* RECORDS TO PROCESS:
* Start *
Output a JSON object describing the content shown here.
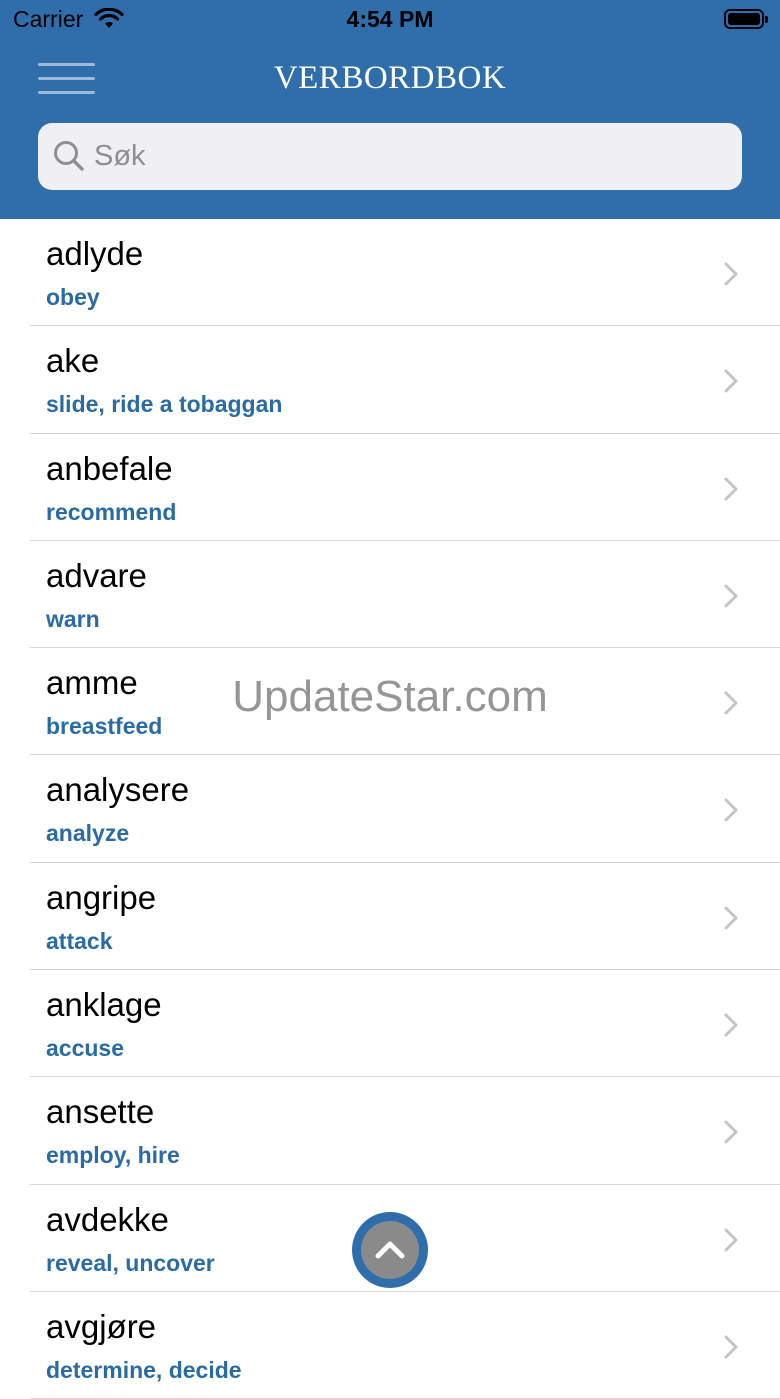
{
  "status_bar": {
    "carrier": "Carrier",
    "time": "4:54 PM"
  },
  "header": {
    "title": "VERBORDBOK",
    "menu_icon": "hamburger-menu-icon"
  },
  "search": {
    "placeholder": "Søk",
    "value": ""
  },
  "verbs": [
    {
      "word": "adlyde",
      "translation": "obey"
    },
    {
      "word": "ake",
      "translation": "slide, ride a tobaggan"
    },
    {
      "word": "anbefale",
      "translation": "recommend"
    },
    {
      "word": "advare",
      "translation": "warn"
    },
    {
      "word": "amme",
      "translation": "breastfeed"
    },
    {
      "word": "analysere",
      "translation": "analyze"
    },
    {
      "word": "angripe",
      "translation": "attack"
    },
    {
      "word": "anklage",
      "translation": "accuse"
    },
    {
      "word": "ansette",
      "translation": "employ, hire"
    },
    {
      "word": "avdekke",
      "translation": "reveal, uncover"
    },
    {
      "word": "avgjøre",
      "translation": "determine, decide"
    }
  ],
  "watermark": "UpdateStar.com",
  "colors": {
    "header": "#2f6eab",
    "translation": "#2a6ba6",
    "search_bg": "#efeff4"
  }
}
* End *
* PROMPT: From the data above, count the lines where "word" occurs and give that figure and nothing else.

* SOLUTION: 11